> _Ejercicio breve A_
Transcribe tal cual los registros, empezando por el primero y terminando en la línea que contiene "grader-score-label: 得分: [93, 593, 123, 608]", ambas incluidas.

> _Texto fuente_
■ ■ ■ ■ ■ ■ ■

Nunca hallaron tales armas en Iraq. “No sólo
 no las había, sino que siempre se supo que no las había. (…) Pese a 
todo, a los votantes del PP no les pareció motivo suficiente para 
cambiar su elección” (Fernández Liria, 2007). No les importaron entonces
 ni habrían de importarles después los dos millones
 cuatrocientos mil muertos (Davies, 2010), y que un país hubiera sido 
destruido por completo.
        
En
 el mismo Brasil, digamos, casi cincuenta y ocho millones de personas 
votaron por Jair Bolsonaro en la segunda vuelta, quien en la campaña 
dejó patente el talante
 homófobo, misógino y racista. Algo añadió clarísimo: “Hay que expurgar a
 Paulo Freire”. Y esa afluencia de pueblo que votó por Bolsonaro no votó
 contra Freire (o Lula da Silva o Dilma Rousseff), sino contra la 
educación popular que la tuvo en cuenta. Es decir,
 la emprendió en contra de sí misma. Los electores lo sabían y lo 
votaron, y el excapitán retribuye del modo que la genética le manda: con
 la militarización escolar.
        
O
 en los propios Estados Unidos, cuyos políticos se ufanan tanto del 
sistema que todavía creen que inventaron y al que sólo le prendieron las
 arandelas que los ingleses
 no alcanzaron a incluirle, y que no deja de ser una más de las tóxicas 
democracias occidentales, donde 65 853 516 de personas votaron por la 
señora Clinton a sabiendas de las crueldades de que fue capaz y 62 984 
825 votaron por el señor Trump teniendo claridad
 acerca de las que no tardaría en perpetrar. Donde, además, otra vez y 
gracias a esas tretas anexas, la cifra inferior de votantes resultó 
superior a la más elevada. Y he ahí a Trump gobernando.
        
En
 todos estos casos, así como en muchos otros, una ignorancia 
comprometida y egoísta que tampoco exculpa a una sociedad, o a una parte
 considerable de ella.
        
Unos
 desequilibrios que son factibles y no dejan de crecer porque quienes 
forjan las estructuras políticas, económicas y sociales lo han hecho a 
su manera y conveniencia
 a lo largo de los años. O de los siglos, porque se trata de una 
práctica que viene de la remota antigüedad.

■ ■ ■ ■ ■ ■ ■

> _Ejercicio breve B_
Según el texto fuente, ¿cuántas personas votaron por Jair Bolsonaro en la segunda vuelta?

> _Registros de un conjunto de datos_
■ ■ ■ ■ ■ ■ ■

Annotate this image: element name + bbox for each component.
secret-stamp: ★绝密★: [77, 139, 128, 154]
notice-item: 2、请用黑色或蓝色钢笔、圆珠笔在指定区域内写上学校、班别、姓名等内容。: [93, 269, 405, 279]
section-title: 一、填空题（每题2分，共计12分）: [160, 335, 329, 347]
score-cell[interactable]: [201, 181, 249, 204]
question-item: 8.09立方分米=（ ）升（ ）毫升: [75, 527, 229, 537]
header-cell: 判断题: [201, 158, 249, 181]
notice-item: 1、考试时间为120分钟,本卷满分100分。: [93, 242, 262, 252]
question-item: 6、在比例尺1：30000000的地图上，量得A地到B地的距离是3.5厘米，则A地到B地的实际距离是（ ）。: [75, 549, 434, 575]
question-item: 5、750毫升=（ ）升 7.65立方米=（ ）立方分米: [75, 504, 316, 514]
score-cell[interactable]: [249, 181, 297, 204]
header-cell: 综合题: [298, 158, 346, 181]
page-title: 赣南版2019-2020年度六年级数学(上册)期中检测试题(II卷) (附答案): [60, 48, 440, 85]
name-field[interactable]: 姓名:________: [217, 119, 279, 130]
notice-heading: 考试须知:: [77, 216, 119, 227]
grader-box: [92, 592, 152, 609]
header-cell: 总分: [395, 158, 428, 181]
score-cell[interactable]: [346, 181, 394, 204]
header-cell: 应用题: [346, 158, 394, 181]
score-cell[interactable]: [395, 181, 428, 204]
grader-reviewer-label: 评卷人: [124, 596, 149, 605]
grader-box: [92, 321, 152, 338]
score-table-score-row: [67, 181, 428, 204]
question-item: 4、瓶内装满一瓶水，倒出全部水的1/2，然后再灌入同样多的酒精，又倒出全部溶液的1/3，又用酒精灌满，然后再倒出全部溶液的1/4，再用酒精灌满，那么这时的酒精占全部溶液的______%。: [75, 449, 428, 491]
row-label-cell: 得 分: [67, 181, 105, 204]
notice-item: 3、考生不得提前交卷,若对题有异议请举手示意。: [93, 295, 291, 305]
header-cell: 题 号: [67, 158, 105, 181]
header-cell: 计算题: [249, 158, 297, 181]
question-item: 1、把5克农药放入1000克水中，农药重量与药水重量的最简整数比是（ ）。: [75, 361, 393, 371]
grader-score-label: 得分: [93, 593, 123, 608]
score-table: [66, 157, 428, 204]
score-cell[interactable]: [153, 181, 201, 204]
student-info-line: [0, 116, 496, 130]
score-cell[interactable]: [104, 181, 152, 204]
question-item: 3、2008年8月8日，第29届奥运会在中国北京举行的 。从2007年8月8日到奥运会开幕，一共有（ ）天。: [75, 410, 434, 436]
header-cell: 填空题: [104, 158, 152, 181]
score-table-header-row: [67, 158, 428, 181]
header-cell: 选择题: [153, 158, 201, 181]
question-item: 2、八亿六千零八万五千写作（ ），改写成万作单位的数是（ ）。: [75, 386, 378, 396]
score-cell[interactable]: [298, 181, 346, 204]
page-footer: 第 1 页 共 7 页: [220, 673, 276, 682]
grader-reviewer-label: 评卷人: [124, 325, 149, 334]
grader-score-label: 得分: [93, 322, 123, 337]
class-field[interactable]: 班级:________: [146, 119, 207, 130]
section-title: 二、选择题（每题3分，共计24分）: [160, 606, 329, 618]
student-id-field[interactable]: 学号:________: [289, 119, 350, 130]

■ ■ ■ ■ ■ ■ ■

> _Solución del ejercicio A_
Annotate this image: element name + bbox for each component.
secret-stamp: ★绝密★: [77, 139, 128, 154]
notice-item: 2、请用黑色或蓝色钢笔、圆珠笔在指定区域内写上学校、班别、姓名等内容。: [93, 269, 405, 279]
section-title: 一、填空题（每题2分，共计12分）: [160, 335, 329, 347]
score-cell[interactable]: [201, 181, 249, 204]
question-item: 8.09立方分米=（ ）升（ ）毫升: [75, 527, 229, 537]
header-cell: 判断题: [201, 158, 249, 181]
notice-item: 1、考试时间为120分钟,本卷满分100分。: [93, 242, 262, 252]
question-item: 6、在比例尺1：30000000的地图上，量得A地到B地的距离是3.5厘米，则A地到B地的实际距离是（ ）。: [75, 549, 434, 575]
question-item: 5、750毫升=（ ）升 7.65立方米=（ ）立方分米: [75, 504, 316, 514]
score-cell[interactable]: [249, 181, 297, 204]
header-cell: 综合题: [298, 158, 346, 181]
page-title: 赣南版2019-2020年度六年级数学(上册)期中检测试题(II卷) (附答案): [60, 48, 440, 85]
name-field[interactable]: 姓名:________: [217, 119, 279, 130]
notice-heading: 考试须知:: [77, 216, 119, 227]
grader-box: [92, 592, 152, 609]
header-cell: 总分: [395, 158, 428, 181]
score-cell[interactable]: [346, 181, 394, 204]
header-cell: 应用题: [346, 158, 394, 181]
score-cell[interactable]: [395, 181, 428, 204]
grader-reviewer-label: 评卷人: [124, 596, 149, 605]
grader-box: [92, 321, 152, 338]
score-table-score-row: [67, 181, 428, 204]
question-item: 4、瓶内装满一瓶水，倒出全部水的1/2，然后再灌入同样多的酒精，又倒出全部溶液的1/3，又用酒精灌满，然后再倒出全部溶液的1/4，再用酒精灌满，那么这时的酒精占全部溶液的______%。: [75, 449, 428, 491]
row-label-cell: 得 分: [67, 181, 105, 204]
notice-item: 3、考生不得提前交卷,若对题有异议请举手示意。: [93, 295, 291, 305]
header-cell: 题 号: [67, 158, 105, 181]
header-cell: 计算题: [249, 158, 297, 181]
question-item: 1、把5克农药放入1000克水中，农药重量与药水重量的最简整数比是（ ）。: [75, 361, 393, 371]
grader-score-label: 得分: [93, 593, 123, 608]

> _Solución del ejercicio B_
Casi cincuenta y ocho millones de personas.